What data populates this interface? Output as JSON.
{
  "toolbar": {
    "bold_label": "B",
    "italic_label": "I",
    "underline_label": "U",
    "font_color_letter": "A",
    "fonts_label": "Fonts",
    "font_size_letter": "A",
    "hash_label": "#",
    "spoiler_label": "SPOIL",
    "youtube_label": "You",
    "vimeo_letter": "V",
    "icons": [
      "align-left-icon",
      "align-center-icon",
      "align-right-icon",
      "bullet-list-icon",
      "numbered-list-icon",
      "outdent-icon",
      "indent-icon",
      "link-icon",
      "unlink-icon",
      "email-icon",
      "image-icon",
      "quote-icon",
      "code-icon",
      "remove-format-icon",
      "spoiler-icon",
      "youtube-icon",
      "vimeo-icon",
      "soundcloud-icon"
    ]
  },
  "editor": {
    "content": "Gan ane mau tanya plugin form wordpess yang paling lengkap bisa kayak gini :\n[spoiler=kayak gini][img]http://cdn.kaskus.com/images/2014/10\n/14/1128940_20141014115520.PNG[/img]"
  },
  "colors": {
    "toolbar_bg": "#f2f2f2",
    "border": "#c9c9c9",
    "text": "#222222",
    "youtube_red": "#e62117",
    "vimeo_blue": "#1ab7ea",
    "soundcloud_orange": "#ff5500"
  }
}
★ ★ ★ ★
* [Prompt] Set out the complete listing exactly as shown.

* [Expected output]
What data populates this interface? Output as JSON.
{
  "toolbar": {
    "bold_label": "B",
    "italic_label": "I",
    "underline_label": "U",
    "font_color_letter": "A",
    "fonts_label": "Fonts",
    "font_size_letter": "A",
    "hash_label": "#",
    "spoiler_label": "SPOIL",
    "youtube_label": "You",
    "vimeo_letter": "V",
    "icons": [
      "align-left-icon",
      "align-center-icon",
      "align-right-icon",
      "bullet-list-icon",
      "numbered-list-icon",
      "outdent-icon",
      "indent-icon",
      "link-icon",
      "unlink-icon",
      "email-icon",
      "image-icon",
      "quote-icon",
      "code-icon",
      "remove-format-icon",
      "spoiler-icon",
      "youtube-icon",
      "vimeo-icon",
      "soundcloud-icon"
    ]
  },
  "editor": {
    "content": "Gan ane mau tanya plugin form wordpess yang paling lengkap bisa kayak gini :\n[spoiler=kayak gini][img]http://cdn.kaskus.com/images/2014/10\n/14/1128940_20141014115520.PNG[/img]"
  },
  "colors": {
    "toolbar_bg": "#f2f2f2",
    "border": "#c9c9c9",
    "text": "#222222",
    "youtube_red": "#e62117",
    "vimeo_blue": "#1ab7ea",
    "soundcloud_orange": "#ff5500"
  }
}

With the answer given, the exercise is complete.